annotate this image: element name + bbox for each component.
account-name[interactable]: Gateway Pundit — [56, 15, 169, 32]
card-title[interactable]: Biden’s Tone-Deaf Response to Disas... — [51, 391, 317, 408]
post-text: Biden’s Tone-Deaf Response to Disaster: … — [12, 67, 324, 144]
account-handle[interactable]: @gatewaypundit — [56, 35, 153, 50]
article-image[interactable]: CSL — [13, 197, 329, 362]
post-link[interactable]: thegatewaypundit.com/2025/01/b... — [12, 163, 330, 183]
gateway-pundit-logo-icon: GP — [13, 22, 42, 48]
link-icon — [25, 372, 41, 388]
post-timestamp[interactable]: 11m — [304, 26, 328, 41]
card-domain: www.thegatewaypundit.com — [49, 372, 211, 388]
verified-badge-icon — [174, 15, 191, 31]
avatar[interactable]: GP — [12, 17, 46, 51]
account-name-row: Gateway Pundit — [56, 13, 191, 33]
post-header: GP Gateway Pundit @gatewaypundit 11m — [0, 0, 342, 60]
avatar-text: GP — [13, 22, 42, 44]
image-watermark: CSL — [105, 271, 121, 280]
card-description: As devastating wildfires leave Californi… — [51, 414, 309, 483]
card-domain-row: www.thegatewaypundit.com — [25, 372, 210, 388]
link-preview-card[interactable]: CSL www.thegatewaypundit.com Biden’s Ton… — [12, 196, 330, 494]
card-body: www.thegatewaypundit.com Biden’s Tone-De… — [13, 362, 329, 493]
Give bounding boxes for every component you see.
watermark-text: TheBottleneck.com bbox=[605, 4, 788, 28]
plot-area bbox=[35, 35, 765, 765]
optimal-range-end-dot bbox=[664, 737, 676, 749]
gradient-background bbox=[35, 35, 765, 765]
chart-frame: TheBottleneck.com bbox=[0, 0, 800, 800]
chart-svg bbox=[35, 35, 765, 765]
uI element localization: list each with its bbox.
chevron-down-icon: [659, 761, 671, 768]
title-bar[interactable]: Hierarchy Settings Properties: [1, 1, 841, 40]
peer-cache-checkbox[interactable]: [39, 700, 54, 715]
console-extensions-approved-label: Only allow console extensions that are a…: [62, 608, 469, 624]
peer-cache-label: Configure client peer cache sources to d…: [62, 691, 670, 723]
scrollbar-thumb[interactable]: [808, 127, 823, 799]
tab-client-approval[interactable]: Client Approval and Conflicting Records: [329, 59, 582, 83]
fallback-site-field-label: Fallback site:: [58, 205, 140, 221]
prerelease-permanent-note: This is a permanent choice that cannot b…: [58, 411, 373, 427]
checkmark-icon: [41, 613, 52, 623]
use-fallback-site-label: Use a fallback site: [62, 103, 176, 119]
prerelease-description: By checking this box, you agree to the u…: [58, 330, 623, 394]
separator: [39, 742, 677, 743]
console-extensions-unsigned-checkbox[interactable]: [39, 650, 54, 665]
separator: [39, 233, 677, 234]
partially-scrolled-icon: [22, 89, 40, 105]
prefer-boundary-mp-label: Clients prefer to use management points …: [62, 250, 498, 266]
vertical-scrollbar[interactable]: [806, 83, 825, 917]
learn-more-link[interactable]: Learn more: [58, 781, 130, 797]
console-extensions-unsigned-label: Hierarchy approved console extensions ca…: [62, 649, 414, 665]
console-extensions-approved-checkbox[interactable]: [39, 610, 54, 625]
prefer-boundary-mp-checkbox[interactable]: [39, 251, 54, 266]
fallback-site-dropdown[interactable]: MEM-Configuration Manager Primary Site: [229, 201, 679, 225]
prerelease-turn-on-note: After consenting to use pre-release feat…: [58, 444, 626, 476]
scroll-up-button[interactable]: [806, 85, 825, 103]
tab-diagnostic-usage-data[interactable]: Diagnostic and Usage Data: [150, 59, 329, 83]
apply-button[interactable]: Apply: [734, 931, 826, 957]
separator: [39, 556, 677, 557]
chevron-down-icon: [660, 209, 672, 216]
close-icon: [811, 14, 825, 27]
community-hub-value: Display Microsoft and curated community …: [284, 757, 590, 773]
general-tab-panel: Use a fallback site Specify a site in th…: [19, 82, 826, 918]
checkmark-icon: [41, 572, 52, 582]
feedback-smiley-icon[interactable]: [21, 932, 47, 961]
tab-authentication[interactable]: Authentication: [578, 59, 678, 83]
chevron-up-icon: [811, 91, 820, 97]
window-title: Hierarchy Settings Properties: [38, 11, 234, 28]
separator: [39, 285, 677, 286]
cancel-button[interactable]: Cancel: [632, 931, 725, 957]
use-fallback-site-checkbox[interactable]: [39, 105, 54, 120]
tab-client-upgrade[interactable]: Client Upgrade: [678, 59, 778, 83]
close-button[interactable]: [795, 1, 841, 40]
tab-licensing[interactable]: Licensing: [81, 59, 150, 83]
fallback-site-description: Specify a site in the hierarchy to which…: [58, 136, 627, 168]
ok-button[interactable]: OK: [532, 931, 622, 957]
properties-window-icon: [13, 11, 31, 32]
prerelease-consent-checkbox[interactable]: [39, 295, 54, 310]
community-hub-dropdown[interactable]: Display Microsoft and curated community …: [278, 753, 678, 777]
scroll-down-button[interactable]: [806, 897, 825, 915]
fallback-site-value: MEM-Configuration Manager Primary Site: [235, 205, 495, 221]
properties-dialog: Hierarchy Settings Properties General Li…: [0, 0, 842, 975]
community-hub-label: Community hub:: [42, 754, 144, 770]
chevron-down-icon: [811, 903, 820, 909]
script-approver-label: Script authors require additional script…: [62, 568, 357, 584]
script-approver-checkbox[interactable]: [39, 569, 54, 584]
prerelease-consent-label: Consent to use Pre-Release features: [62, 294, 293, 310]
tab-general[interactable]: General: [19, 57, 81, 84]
━━━━━━━━━━━━━━━━━━━━
Exercise aim →
Put each line from the start of the records through the line containing "article-image[interactable]: CSL —" into a JSON list of strings, one string per line, with blank lines omitted.

Task result →
[
  "annotate this image: element name + bbox for each component.",
  "account-name[interactable]: Gateway Pundit — [56, 15, 169, 32]",
  "card-title[interactable]: Biden’s Tone-Deaf Response to Disas... — [51, 391, 317, 408]",
  "post-text: Biden’s Tone-Deaf Response to Disaster: … — [12, 67, 324, 144]",
  "account-handle[interactable]: @gatewaypundit — [56, 35, 153, 50]",
  "article-image[interactable]: CSL — [13, 197, 329, 362]"
]